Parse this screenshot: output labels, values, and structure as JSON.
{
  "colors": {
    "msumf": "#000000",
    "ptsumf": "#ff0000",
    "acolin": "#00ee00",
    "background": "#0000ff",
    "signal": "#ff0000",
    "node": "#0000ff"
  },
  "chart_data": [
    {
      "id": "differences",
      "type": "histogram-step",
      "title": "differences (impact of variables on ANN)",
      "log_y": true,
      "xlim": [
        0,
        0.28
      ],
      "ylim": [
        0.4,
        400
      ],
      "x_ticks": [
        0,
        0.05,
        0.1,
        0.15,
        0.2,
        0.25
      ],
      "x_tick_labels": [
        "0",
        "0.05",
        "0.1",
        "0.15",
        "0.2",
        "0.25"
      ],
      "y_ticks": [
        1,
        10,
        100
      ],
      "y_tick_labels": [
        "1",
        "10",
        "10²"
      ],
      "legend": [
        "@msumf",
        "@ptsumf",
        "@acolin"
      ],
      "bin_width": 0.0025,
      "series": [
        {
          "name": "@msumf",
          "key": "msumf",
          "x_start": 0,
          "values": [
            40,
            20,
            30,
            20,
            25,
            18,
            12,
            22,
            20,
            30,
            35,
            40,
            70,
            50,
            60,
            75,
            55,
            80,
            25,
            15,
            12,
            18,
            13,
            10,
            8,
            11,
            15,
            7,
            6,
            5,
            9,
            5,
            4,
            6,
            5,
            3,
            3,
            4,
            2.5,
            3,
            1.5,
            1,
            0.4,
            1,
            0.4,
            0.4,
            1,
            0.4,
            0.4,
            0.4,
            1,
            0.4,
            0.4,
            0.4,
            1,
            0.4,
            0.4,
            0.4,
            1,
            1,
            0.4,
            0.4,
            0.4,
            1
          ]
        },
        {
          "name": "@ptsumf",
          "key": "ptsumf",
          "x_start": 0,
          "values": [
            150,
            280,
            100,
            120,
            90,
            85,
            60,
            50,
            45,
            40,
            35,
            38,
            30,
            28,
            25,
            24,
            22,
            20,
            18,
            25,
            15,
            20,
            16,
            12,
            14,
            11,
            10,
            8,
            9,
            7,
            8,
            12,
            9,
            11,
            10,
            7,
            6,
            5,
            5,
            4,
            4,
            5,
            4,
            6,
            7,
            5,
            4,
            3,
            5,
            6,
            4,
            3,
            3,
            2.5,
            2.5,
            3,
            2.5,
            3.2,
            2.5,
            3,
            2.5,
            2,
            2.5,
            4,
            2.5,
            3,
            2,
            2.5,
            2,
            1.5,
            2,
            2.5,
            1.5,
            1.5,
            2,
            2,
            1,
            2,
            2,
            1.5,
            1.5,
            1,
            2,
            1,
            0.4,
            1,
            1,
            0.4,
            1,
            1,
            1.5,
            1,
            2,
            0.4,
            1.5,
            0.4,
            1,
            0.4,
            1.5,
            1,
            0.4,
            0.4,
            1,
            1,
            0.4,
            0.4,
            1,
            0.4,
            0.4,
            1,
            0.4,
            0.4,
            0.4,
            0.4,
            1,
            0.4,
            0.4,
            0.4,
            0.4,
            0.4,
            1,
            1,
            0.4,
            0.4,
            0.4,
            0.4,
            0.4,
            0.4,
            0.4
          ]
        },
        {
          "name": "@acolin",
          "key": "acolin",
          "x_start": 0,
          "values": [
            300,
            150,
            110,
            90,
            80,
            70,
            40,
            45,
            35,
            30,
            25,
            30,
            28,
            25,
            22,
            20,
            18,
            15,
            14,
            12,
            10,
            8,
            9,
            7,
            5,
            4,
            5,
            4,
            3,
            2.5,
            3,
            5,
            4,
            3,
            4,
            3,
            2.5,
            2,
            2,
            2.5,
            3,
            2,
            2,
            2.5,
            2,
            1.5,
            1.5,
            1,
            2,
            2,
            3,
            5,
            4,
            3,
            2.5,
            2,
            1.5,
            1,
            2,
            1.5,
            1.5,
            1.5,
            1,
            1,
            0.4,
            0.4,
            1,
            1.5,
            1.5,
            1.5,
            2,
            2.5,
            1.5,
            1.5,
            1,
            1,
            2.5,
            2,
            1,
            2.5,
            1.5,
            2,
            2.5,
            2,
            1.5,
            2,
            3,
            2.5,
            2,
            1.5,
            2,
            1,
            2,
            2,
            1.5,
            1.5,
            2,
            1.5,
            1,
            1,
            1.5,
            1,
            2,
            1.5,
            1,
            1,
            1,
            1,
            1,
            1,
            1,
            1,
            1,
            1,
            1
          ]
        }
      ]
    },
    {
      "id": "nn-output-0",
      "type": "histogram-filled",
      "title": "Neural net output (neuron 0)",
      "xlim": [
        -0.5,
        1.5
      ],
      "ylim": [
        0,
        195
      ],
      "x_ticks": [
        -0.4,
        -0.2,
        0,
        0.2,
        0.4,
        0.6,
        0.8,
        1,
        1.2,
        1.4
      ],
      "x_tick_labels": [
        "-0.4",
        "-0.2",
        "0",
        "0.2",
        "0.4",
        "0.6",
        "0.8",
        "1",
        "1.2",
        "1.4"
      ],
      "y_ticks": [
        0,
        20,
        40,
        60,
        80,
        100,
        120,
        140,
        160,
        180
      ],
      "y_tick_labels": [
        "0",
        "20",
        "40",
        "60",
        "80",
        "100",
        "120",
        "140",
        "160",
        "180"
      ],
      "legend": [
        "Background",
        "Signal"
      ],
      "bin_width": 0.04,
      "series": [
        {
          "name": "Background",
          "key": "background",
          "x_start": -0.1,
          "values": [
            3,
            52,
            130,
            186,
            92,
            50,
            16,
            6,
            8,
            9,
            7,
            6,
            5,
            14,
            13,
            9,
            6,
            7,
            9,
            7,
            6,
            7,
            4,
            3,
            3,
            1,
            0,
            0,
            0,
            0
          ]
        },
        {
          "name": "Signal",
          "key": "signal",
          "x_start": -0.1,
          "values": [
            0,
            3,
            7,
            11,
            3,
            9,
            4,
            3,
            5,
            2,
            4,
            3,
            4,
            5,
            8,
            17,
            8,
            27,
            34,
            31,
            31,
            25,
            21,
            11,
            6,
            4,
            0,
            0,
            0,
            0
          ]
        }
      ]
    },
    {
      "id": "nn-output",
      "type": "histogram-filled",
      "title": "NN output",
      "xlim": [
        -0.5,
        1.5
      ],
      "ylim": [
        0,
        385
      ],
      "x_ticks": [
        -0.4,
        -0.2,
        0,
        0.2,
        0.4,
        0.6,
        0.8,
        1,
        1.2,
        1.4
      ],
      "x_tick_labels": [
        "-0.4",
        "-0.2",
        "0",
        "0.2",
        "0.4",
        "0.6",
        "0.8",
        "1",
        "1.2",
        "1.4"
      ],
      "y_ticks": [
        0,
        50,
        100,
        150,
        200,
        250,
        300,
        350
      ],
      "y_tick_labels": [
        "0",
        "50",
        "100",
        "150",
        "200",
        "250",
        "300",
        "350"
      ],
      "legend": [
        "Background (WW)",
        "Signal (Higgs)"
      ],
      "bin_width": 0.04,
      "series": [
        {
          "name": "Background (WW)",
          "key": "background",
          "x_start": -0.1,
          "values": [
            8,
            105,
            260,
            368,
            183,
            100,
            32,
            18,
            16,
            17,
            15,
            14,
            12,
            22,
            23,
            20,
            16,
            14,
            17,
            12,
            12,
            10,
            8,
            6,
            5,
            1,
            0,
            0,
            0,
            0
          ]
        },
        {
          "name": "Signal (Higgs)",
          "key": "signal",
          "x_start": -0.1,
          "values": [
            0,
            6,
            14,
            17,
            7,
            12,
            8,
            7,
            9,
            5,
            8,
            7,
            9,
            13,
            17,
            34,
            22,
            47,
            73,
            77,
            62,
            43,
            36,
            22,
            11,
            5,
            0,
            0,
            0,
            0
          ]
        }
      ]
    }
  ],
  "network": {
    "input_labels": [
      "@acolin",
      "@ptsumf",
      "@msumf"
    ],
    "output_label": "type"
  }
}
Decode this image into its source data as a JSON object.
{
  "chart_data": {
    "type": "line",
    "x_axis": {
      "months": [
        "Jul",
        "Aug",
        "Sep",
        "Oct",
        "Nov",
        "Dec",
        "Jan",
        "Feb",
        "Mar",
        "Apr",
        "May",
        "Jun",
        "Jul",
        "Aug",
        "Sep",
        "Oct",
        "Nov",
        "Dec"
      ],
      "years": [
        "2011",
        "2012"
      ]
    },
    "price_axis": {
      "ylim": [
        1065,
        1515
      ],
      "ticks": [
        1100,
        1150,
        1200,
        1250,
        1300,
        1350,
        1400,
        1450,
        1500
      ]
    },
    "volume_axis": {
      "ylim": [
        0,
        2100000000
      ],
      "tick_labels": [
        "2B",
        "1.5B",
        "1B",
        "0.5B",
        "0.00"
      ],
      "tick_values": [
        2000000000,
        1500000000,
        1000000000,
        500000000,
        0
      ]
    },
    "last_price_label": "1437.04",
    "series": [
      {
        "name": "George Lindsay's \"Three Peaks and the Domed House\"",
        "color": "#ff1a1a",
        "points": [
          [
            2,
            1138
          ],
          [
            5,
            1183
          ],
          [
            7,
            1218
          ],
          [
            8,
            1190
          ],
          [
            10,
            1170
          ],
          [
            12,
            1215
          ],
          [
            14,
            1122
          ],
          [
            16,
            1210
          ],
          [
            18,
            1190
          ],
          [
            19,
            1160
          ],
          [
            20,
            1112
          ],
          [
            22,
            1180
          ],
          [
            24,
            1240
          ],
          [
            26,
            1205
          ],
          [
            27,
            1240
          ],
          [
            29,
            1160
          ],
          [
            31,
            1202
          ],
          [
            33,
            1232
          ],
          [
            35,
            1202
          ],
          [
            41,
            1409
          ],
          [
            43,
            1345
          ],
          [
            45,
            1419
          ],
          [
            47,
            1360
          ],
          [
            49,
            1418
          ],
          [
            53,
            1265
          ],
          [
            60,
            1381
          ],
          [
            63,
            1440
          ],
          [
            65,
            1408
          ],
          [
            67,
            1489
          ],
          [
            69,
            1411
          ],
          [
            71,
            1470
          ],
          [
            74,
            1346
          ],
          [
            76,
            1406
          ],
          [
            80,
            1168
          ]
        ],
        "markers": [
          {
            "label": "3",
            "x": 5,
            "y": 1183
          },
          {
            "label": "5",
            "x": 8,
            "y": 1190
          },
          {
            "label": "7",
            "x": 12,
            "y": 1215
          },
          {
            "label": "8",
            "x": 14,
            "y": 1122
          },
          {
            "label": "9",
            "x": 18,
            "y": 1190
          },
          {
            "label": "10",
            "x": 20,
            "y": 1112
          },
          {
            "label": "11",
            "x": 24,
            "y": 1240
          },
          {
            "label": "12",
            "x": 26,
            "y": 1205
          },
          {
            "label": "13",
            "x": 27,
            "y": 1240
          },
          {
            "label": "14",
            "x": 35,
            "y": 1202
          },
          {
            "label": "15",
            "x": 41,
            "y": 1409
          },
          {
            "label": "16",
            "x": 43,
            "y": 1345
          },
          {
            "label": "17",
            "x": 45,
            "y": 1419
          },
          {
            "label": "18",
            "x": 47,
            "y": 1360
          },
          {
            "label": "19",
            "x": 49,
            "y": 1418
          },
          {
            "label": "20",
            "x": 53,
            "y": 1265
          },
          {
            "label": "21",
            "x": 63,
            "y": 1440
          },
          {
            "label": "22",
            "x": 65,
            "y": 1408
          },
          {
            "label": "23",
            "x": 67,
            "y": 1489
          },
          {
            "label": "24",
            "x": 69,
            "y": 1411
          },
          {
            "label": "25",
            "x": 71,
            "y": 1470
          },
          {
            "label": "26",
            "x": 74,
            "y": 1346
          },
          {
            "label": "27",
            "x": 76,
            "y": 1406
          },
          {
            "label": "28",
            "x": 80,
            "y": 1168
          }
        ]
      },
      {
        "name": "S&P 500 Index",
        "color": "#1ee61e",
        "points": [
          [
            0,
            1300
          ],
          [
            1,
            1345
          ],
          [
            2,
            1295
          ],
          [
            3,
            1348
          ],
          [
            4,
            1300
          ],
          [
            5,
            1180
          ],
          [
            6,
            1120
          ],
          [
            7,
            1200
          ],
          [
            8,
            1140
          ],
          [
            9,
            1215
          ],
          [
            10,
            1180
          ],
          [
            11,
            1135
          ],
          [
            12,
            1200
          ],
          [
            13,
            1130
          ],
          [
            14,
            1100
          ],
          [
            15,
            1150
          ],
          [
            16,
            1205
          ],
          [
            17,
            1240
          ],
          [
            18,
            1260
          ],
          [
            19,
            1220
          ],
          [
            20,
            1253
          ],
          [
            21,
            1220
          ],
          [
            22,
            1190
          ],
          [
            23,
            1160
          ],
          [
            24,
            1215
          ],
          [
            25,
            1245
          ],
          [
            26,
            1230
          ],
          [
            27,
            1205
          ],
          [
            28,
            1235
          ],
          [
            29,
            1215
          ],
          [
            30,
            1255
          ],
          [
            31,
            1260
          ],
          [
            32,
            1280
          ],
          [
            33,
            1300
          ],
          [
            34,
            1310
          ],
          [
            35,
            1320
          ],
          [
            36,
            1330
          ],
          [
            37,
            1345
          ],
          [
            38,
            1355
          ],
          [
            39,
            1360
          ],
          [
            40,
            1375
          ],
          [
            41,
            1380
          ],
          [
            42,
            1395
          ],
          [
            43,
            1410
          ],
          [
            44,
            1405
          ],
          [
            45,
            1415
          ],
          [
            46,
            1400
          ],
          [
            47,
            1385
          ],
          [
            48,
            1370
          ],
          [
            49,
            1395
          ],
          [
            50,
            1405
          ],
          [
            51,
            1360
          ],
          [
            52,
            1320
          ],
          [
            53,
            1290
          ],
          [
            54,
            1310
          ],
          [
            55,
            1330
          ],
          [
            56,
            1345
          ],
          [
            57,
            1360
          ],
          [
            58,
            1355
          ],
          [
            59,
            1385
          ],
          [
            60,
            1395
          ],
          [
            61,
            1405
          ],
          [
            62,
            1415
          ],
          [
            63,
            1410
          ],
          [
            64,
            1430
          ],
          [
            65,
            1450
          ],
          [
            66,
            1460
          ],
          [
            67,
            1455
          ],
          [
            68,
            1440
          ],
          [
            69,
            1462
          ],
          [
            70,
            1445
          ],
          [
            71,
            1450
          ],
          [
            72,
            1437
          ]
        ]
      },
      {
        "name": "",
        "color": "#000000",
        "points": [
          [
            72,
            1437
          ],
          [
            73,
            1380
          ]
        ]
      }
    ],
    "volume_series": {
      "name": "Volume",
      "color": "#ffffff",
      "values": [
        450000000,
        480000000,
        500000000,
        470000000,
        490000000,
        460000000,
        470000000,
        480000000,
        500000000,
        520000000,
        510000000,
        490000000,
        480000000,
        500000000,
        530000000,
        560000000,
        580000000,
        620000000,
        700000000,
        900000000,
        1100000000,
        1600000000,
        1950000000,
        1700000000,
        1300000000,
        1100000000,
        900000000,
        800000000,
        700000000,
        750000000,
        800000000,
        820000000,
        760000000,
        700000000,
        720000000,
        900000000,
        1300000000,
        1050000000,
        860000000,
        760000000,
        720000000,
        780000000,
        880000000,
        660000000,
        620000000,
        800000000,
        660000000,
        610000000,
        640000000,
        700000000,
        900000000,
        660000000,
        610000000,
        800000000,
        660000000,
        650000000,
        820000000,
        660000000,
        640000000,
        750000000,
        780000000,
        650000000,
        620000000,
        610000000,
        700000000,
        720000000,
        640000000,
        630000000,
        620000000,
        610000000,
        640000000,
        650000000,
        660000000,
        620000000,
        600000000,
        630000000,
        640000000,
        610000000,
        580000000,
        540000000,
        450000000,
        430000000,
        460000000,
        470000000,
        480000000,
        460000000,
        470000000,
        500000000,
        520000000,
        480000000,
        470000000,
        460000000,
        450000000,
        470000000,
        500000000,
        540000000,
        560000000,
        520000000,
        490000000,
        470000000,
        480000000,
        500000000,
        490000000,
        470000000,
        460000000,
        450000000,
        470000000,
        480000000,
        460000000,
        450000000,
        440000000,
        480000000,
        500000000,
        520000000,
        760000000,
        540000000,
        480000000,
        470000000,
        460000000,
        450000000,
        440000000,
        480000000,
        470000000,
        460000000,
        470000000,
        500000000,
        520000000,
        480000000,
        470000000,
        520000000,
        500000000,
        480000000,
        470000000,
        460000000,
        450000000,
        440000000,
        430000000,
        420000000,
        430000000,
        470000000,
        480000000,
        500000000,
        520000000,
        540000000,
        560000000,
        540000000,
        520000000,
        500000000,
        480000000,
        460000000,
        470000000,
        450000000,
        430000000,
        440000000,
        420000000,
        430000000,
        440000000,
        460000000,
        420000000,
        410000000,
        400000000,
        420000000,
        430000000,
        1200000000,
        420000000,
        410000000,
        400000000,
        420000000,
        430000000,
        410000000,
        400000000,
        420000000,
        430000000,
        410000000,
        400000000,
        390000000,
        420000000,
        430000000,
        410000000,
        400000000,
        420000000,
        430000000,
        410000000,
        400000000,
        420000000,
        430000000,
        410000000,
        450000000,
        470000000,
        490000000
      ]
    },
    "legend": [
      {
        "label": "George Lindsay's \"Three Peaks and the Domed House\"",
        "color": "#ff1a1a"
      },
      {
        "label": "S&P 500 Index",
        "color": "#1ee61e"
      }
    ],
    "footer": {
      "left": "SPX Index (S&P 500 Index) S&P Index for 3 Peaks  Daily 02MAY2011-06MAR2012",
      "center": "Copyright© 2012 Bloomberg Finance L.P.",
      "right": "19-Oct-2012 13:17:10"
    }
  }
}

*Exercise details*. Gather all lines of the records that include the word "name".

*Answer to this problem*.
          "name": "@msumf",
          "name": "@ptsumf",
          "name": "@acolin",
          "name": "Background",
          "name": "Signal",
          "name": "Background (WW)",
          "name": "Signal (Higgs)",
        "name": "George Lindsay's \"Three Peaks and the Domed House\"",
        "name": "S&P 500 Index",
        "name": "",
      "name": "Volume",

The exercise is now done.